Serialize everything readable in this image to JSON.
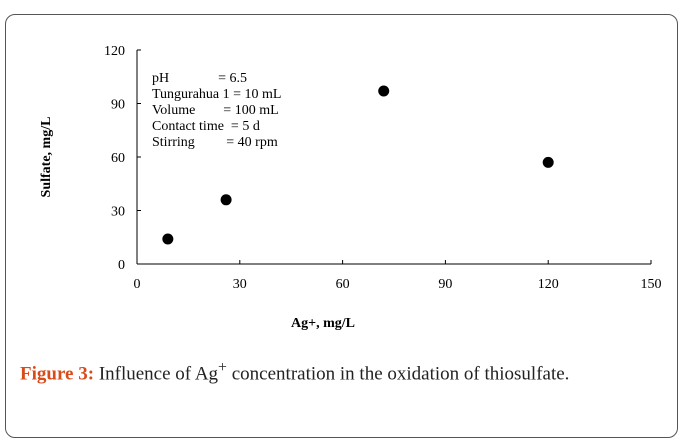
{
  "chart_data": {
    "type": "scatter",
    "x_label": "Ag+, mg/L",
    "y_label": "Sulfate, mg/L",
    "x": [
      9,
      26,
      72,
      120
    ],
    "values": [
      14,
      36,
      97,
      57
    ],
    "color": "#000000",
    "xlim": [
      0,
      150
    ],
    "xticks": [
      0,
      30,
      60,
      90,
      120,
      150
    ],
    "ylim": [
      0,
      120
    ],
    "yticks": [
      0,
      30,
      60,
      90,
      120
    ],
    "annotations": [
      "pH              = 6.5",
      "Tungurahua 1 = 10 mL",
      "Volume        = 100 mL",
      "Contact time  = 5 d",
      "Stirring         = 40 rpm"
    ]
  },
  "caption": {
    "label": "Figure 3:",
    "text": "Influence of Ag",
    "superscript": "+",
    "text_end": " concentration in the oxidation of thiosulfate."
  }
}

(What is required) Every entry must be reproduced exactly, with the images left out.

(Result of this task)
Serialize everything readable in this image to JSON.
{
  "chart_data": {
    "type": "scatter",
    "x_label": "Ag+, mg/L",
    "y_label": "Sulfate, mg/L",
    "x": [
      9,
      26,
      72,
      120
    ],
    "values": [
      14,
      36,
      97,
      57
    ],
    "color": "#000000",
    "xlim": [
      0,
      150
    ],
    "xticks": [
      0,
      30,
      60,
      90,
      120,
      150
    ],
    "ylim": [
      0,
      120
    ],
    "yticks": [
      0,
      30,
      60,
      90,
      120
    ],
    "annotations": [
      "pH              = 6.5",
      "Tungurahua 1 = 10 mL",
      "Volume        = 100 mL",
      "Contact time  = 5 d",
      "Stirring         = 40 rpm"
    ]
  },
  "caption": {
    "label": "Figure 3:",
    "text": "Influence of Ag",
    "superscript": "+",
    "text_end": " concentration in the oxidation of thiosulfate."
  }
}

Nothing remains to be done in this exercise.